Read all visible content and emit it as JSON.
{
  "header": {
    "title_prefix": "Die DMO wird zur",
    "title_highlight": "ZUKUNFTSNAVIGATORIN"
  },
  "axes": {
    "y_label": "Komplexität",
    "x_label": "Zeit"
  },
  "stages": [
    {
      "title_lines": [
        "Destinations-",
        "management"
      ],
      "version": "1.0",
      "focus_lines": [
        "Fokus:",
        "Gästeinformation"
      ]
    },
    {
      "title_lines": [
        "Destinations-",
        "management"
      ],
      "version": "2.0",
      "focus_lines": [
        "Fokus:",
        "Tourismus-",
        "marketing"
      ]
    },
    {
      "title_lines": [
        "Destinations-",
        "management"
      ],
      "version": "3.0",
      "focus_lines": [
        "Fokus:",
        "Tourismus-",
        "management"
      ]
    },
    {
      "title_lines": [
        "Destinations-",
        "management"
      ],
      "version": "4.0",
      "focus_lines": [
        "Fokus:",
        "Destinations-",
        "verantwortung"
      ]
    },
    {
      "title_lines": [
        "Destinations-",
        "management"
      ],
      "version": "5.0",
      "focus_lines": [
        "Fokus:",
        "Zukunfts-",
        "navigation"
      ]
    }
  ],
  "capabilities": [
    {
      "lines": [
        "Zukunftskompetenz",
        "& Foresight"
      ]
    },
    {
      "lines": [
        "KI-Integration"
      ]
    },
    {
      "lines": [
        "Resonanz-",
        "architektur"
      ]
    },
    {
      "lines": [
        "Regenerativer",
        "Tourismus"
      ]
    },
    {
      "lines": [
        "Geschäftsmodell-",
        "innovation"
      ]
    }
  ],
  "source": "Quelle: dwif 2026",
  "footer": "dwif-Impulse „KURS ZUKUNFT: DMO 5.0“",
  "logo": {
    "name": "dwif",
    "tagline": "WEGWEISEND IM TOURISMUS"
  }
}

* Given exercise *
Your task is to return the full listing exactly as it was given.

* Response *
Read all visible content and emit it as JSON.
{
  "header": {
    "title_prefix": "Die DMO wird zur",
    "title_highlight": "ZUKUNFTSNAVIGATORIN"
  },
  "axes": {
    "y_label": "Komplexität",
    "x_label": "Zeit"
  },
  "stages": [
    {
      "title_lines": [
        "Destinations-",
        "management"
      ],
      "version": "1.0",
      "focus_lines": [
        "Fokus:",
        "Gästeinformation"
      ]
    },
    {
      "title_lines": [
        "Destinations-",
        "management"
      ],
      "version": "2.0",
      "focus_lines": [
        "Fokus:",
        "Tourismus-",
        "marketing"
      ]
    },
    {
      "title_lines": [
        "Destinations-",
        "management"
      ],
      "version": "3.0",
      "focus_lines": [
        "Fokus:",
        "Tourismus-",
        "management"
      ]
    },
    {
      "title_lines": [
        "Destinations-",
        "management"
      ],
      "version": "4.0",
      "focus_lines": [
        "Fokus:",
        "Destinations-",
        "verantwortung"
      ]
    },
    {
      "title_lines": [
        "Destinations-",
        "management"
      ],
      "version": "5.0",
      "focus_lines": [
        "Fokus:",
        "Zukunfts-",
        "navigation"
      ]
    }
  ],
  "capabilities": [
    {
      "lines": [
        "Zukunftskompetenz",
        "& Foresight"
      ]
    },
    {
      "lines": [
        "KI-Integration"
      ]
    },
    {
      "lines": [
        "Resonanz-",
        "architektur"
      ]
    },
    {
      "lines": [
        "Regenerativer",
        "Tourismus"
      ]
    },
    {
      "lines": [
        "Geschäftsmodell-",
        "innovation"
      ]
    }
  ],
  "source": "Quelle: dwif 2026",
  "footer": "dwif-Impulse „KURS ZUKUNFT: DMO 5.0“",
  "logo": {
    "name": "dwif",
    "tagline": "WEGWEISEND IM TOURISMUS"
  }
}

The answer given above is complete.